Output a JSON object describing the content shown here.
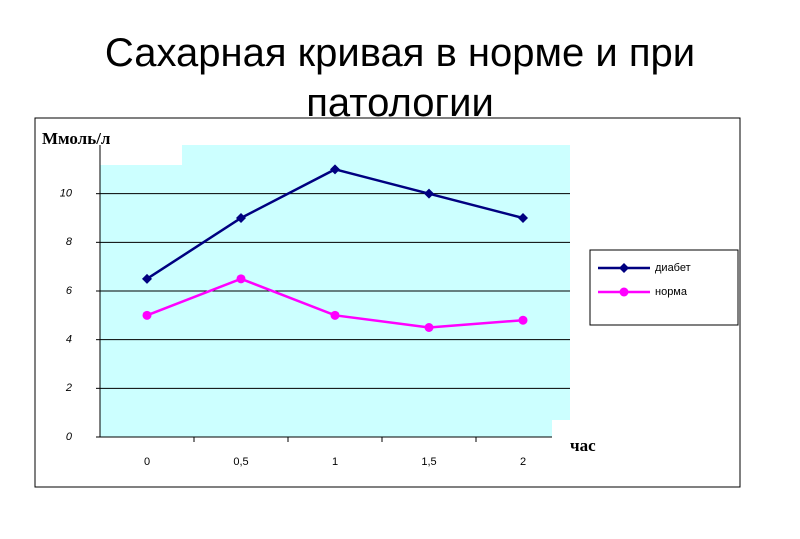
{
  "chart_data": {
    "type": "line",
    "title": "Сахарная кривая в норме и при патологии",
    "y_label": "Ммоль/л",
    "x_label": "час",
    "categories": [
      "0",
      "0,5",
      "1",
      "1,5",
      "2"
    ],
    "series": [
      {
        "name": "диабет",
        "color": "#000080",
        "marker": "diamond",
        "values": [
          6.5,
          9,
          11,
          10,
          9
        ]
      },
      {
        "name": "норма",
        "color": "#ff00ff",
        "marker": "circle",
        "values": [
          5,
          6.5,
          5,
          4.5,
          4.8
        ]
      }
    ],
    "ylim": [
      0,
      12
    ],
    "yticks": [
      0,
      2,
      4,
      6,
      8,
      10
    ],
    "grid": true,
    "legend": "right",
    "plot_background": "#ccffff"
  }
}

┄┄┄┄┄┄┄┄┄┄

Job: Copy out the whole listing exactly, and don't carry over any pictures.

Problem solution:
Output a JSON object describing the content shown here.
{
  "chart_data": {
    "type": "line",
    "title": "Сахарная кривая в норме и при патологии",
    "y_label": "Ммоль/л",
    "x_label": "час",
    "categories": [
      "0",
      "0,5",
      "1",
      "1,5",
      "2"
    ],
    "series": [
      {
        "name": "диабет",
        "color": "#000080",
        "marker": "diamond",
        "values": [
          6.5,
          9,
          11,
          10,
          9
        ]
      },
      {
        "name": "норма",
        "color": "#ff00ff",
        "marker": "circle",
        "values": [
          5,
          6.5,
          5,
          4.5,
          4.8
        ]
      }
    ],
    "ylim": [
      0,
      12
    ],
    "yticks": [
      0,
      2,
      4,
      6,
      8,
      10
    ],
    "grid": true,
    "legend": "right",
    "plot_background": "#ccffff"
  }
}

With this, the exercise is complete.